* BEGIN *

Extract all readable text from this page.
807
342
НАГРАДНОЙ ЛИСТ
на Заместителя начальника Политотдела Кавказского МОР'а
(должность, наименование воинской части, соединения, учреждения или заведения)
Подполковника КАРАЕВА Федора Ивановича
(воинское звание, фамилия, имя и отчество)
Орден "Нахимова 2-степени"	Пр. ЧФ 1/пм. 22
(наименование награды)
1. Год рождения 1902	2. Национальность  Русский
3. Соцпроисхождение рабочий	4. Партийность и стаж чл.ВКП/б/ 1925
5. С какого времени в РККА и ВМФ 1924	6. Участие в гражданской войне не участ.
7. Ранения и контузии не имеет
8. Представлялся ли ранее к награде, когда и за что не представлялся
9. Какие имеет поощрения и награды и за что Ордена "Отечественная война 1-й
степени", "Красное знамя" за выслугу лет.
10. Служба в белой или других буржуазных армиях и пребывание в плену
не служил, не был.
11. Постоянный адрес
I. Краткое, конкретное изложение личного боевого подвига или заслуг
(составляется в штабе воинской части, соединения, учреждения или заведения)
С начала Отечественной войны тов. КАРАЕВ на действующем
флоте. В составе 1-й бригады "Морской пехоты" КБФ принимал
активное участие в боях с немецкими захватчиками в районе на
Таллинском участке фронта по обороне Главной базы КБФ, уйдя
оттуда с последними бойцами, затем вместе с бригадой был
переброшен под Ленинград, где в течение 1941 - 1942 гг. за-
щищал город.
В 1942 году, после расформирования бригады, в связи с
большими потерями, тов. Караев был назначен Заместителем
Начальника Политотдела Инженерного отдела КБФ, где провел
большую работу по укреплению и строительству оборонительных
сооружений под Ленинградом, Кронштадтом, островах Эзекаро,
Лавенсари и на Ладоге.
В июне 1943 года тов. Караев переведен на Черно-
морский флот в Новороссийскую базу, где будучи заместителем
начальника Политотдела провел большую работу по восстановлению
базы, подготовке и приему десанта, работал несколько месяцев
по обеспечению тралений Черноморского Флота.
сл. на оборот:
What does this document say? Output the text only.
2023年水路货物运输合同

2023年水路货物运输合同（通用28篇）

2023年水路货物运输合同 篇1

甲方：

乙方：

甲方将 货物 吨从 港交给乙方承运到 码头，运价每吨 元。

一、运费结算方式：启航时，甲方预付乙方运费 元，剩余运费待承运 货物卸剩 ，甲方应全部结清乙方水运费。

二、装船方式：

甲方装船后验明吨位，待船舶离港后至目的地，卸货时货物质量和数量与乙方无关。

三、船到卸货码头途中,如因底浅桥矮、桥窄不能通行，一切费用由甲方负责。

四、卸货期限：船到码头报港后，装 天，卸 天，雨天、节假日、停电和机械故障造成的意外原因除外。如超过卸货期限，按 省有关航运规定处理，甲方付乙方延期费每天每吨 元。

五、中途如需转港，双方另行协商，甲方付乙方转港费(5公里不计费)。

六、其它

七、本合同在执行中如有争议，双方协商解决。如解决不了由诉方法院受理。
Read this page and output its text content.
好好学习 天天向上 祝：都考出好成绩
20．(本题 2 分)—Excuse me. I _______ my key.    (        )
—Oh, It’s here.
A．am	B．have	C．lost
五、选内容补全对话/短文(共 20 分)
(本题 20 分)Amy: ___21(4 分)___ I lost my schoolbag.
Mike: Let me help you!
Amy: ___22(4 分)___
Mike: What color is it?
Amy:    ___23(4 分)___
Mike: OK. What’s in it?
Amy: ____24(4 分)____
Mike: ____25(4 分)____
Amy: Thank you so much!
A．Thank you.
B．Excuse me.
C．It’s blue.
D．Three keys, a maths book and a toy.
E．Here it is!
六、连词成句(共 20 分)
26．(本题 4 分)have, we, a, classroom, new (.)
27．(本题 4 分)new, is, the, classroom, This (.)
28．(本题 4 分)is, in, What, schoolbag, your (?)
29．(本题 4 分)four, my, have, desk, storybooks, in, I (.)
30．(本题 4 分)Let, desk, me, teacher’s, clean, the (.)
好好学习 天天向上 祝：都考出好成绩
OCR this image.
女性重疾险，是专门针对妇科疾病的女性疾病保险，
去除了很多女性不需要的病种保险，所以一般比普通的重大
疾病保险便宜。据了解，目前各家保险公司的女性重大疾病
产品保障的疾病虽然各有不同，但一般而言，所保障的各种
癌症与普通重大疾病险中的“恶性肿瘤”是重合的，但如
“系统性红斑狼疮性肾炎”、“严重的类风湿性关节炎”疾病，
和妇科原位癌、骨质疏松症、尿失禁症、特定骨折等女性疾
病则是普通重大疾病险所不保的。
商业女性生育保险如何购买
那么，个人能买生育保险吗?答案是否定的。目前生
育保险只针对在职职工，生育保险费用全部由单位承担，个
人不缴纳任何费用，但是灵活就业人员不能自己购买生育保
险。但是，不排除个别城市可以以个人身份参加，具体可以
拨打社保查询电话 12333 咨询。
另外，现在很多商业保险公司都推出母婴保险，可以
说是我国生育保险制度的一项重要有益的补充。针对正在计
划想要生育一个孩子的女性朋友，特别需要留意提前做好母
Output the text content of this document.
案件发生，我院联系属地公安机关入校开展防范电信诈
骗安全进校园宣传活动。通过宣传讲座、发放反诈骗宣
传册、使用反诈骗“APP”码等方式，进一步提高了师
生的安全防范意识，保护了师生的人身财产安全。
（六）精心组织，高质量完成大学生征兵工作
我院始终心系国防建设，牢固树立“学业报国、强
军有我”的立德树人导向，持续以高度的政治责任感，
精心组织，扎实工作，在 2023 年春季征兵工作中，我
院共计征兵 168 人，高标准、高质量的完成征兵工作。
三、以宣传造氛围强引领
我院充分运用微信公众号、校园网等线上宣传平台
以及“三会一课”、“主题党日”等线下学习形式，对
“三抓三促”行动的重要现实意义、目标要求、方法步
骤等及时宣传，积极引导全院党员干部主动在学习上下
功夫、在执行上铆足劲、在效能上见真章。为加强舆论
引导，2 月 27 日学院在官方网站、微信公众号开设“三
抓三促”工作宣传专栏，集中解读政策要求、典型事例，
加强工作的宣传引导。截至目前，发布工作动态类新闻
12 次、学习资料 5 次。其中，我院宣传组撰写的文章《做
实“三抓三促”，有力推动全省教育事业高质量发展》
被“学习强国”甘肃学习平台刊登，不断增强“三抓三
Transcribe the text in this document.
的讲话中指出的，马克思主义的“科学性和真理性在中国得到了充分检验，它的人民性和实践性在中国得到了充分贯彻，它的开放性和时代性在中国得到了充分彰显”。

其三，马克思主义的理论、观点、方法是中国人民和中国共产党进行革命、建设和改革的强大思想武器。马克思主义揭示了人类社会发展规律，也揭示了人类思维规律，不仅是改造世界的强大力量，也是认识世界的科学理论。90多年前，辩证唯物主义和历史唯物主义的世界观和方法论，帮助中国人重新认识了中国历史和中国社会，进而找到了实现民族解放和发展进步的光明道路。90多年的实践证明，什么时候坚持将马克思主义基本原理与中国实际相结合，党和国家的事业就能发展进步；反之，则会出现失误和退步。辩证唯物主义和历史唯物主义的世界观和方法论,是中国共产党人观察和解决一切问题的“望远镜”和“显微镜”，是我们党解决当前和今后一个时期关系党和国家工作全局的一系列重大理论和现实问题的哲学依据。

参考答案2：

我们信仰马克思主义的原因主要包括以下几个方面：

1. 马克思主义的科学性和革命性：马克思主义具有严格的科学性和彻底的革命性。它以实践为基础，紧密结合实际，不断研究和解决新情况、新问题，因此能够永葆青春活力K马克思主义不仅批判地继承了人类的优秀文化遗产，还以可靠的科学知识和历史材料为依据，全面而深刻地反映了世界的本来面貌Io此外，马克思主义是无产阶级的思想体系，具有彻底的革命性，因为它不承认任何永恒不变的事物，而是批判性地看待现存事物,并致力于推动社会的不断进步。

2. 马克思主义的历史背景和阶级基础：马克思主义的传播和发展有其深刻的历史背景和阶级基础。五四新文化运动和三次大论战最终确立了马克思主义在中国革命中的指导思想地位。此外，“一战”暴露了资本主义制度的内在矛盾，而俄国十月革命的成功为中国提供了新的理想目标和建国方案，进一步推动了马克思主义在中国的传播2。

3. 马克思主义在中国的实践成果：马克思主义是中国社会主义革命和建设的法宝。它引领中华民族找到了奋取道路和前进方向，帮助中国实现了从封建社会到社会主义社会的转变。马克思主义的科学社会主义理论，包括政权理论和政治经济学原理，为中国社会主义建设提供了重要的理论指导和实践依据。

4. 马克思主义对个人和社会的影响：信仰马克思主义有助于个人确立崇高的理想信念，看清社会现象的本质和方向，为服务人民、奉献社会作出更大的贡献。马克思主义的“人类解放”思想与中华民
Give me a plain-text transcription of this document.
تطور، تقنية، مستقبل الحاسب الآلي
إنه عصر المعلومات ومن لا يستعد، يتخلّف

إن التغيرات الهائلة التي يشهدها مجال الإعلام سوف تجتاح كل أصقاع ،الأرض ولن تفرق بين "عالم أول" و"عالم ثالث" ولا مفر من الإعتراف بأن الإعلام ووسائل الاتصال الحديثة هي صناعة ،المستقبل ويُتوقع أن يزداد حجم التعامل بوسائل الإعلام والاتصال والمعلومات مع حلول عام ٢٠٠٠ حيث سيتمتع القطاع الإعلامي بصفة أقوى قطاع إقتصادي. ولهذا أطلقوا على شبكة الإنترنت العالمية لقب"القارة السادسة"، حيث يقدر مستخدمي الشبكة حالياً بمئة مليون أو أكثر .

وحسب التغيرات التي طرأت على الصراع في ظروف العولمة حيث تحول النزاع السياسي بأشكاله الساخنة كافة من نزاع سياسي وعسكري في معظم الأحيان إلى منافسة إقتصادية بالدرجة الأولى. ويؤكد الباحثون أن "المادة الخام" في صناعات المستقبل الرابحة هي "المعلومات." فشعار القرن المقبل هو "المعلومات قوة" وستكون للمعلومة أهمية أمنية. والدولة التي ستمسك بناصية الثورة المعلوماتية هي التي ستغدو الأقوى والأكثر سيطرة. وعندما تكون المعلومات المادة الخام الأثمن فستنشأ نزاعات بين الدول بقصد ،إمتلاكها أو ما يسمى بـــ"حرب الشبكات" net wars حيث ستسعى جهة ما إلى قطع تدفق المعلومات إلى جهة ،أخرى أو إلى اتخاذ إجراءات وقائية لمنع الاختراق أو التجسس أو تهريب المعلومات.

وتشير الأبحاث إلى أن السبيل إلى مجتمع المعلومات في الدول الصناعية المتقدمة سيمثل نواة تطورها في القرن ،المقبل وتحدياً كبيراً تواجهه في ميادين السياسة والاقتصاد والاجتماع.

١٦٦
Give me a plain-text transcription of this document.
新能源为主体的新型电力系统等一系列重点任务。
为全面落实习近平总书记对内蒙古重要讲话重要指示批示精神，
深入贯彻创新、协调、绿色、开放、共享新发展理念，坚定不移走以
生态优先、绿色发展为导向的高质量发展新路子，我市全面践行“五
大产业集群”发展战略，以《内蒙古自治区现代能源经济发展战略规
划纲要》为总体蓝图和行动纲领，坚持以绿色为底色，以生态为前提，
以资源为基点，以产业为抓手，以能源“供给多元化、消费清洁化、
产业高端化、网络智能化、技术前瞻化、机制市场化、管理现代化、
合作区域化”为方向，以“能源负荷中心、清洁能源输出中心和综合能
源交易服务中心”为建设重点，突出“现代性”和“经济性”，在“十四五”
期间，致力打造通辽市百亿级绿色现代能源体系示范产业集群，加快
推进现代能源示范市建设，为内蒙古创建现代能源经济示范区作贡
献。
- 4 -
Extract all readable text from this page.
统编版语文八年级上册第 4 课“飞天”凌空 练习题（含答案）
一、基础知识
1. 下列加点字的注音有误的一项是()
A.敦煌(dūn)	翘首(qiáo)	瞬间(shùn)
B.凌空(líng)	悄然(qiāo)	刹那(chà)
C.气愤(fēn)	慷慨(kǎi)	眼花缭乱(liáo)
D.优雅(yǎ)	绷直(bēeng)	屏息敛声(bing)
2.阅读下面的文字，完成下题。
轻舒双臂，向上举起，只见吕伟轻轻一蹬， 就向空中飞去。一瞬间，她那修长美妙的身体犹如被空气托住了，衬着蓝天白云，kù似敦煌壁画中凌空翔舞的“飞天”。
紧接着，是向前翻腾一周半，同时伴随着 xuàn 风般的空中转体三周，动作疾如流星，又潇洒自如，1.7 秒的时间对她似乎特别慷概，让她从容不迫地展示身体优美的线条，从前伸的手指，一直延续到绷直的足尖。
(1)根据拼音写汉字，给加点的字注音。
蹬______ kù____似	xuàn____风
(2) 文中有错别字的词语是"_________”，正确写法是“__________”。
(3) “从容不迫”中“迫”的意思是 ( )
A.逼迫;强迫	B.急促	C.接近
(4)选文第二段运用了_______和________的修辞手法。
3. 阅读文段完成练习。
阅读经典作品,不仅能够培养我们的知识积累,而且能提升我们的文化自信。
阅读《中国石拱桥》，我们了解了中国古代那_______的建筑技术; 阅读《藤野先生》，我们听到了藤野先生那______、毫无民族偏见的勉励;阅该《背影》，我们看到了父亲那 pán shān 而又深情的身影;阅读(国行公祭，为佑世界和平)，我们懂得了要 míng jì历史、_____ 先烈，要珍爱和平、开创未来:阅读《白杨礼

* END *

WORK TO BE COMPLETED: What is the number of lines in the records that contain "text"? Give that number only.

WORKED SOLUTION: 8